▸ Given task
In the listing below, how many lines contain the word "presented"? Please respond with the number only.

Dataset rows about figures:
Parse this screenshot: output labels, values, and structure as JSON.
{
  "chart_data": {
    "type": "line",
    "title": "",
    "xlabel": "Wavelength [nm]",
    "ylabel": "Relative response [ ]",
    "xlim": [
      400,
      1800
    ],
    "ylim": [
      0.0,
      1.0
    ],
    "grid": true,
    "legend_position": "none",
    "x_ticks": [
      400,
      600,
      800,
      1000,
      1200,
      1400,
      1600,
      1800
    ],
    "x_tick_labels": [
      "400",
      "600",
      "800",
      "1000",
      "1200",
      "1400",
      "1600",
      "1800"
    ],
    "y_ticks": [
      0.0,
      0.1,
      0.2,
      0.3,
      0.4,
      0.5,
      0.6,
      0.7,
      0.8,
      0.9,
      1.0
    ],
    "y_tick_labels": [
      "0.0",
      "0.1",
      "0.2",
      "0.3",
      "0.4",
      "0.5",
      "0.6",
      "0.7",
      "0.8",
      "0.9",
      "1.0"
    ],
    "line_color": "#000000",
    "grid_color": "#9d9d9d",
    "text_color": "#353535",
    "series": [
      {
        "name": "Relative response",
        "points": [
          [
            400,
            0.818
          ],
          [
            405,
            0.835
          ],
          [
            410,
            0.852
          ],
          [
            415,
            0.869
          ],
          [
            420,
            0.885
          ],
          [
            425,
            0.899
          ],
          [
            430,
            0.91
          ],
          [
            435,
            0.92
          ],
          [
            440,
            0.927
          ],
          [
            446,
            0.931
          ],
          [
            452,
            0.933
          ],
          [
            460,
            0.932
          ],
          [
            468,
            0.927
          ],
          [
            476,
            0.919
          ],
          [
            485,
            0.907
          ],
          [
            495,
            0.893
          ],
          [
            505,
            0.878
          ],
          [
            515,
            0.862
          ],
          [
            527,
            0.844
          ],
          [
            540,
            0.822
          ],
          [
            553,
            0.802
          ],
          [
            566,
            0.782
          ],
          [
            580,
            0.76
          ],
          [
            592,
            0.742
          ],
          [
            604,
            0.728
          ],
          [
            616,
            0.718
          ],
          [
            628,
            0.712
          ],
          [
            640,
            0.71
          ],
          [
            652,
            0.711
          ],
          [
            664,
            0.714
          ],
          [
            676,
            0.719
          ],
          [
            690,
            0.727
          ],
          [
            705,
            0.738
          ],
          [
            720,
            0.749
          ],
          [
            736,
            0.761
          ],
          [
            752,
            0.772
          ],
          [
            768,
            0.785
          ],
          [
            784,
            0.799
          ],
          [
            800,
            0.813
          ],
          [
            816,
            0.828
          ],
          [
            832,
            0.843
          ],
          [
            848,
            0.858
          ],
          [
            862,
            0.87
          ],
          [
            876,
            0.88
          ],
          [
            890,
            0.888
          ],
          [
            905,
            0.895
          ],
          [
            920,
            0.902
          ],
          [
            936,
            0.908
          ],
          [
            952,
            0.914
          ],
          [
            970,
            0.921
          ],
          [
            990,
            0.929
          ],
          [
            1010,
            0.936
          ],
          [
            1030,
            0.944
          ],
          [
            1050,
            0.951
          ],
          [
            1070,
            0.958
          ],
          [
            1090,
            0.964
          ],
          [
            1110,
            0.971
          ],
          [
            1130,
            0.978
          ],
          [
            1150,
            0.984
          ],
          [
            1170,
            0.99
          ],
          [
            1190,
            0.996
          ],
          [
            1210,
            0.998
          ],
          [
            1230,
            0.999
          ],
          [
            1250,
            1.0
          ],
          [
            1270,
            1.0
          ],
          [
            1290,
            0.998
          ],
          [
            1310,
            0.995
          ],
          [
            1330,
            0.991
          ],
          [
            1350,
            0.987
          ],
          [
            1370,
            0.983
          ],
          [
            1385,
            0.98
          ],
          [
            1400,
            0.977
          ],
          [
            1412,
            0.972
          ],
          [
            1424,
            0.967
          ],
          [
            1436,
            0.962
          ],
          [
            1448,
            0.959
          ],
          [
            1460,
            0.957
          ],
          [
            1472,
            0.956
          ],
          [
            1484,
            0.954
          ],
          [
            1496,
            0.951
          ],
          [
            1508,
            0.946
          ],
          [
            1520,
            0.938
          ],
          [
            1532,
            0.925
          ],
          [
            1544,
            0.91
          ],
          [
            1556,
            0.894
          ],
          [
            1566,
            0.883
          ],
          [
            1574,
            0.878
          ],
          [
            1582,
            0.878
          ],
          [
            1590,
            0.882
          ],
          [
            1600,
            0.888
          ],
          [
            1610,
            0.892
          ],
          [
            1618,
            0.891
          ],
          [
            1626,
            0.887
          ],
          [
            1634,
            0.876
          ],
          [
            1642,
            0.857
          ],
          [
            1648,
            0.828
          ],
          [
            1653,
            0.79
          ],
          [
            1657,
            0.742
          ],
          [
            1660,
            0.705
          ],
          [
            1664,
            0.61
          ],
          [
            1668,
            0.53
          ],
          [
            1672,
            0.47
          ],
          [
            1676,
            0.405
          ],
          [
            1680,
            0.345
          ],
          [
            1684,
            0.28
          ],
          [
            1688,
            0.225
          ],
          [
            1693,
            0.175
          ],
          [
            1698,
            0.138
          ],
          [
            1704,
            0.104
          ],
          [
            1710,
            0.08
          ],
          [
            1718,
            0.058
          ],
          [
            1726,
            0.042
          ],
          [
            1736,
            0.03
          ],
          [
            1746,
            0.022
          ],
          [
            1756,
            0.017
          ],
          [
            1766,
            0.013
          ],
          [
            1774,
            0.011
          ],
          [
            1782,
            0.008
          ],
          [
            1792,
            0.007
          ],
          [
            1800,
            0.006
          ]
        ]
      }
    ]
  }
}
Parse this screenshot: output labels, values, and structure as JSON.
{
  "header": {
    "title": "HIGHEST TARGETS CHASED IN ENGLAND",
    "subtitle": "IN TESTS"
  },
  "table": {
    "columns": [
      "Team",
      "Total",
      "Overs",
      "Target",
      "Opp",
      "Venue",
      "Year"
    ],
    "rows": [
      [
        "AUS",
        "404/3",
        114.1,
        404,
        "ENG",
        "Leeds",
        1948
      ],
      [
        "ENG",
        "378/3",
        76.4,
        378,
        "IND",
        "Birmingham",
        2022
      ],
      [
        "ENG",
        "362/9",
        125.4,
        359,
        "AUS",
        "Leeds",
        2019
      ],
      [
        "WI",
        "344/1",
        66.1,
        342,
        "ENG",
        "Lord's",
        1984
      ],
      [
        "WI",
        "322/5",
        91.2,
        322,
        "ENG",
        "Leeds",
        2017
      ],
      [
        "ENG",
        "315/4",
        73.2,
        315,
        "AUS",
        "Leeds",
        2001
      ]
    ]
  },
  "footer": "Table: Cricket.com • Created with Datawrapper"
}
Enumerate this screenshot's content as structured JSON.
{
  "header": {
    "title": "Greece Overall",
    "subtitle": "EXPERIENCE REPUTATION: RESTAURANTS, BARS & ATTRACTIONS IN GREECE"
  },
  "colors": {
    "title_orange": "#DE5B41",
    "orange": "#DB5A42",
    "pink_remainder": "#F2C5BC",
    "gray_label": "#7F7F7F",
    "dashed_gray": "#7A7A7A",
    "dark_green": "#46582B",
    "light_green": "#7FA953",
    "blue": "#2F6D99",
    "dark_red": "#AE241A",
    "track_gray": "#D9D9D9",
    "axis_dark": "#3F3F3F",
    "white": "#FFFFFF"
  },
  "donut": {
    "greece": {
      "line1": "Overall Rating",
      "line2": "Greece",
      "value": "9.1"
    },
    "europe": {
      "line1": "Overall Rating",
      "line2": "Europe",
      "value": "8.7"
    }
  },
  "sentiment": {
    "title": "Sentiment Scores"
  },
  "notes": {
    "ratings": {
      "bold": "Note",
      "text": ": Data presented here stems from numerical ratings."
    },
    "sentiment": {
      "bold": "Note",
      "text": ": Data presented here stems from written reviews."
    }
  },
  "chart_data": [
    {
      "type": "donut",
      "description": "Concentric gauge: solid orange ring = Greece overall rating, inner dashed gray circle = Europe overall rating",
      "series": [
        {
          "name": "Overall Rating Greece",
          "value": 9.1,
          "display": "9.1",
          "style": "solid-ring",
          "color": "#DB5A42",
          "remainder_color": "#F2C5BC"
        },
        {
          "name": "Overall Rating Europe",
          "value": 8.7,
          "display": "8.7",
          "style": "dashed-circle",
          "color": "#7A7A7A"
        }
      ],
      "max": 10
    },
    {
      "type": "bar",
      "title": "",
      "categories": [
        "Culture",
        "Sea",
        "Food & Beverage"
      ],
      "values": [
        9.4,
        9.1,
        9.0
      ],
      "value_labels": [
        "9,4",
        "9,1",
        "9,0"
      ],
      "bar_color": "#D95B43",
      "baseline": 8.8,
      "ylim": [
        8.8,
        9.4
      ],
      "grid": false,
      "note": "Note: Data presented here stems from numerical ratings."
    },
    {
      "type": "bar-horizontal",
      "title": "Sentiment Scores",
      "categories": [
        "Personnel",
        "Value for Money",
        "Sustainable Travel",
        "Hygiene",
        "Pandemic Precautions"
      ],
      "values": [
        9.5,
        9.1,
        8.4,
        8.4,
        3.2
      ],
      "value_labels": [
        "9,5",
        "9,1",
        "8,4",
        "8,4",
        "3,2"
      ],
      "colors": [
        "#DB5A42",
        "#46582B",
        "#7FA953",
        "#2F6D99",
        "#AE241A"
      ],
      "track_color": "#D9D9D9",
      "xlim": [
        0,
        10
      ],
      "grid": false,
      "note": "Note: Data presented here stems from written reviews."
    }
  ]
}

▸ Output
4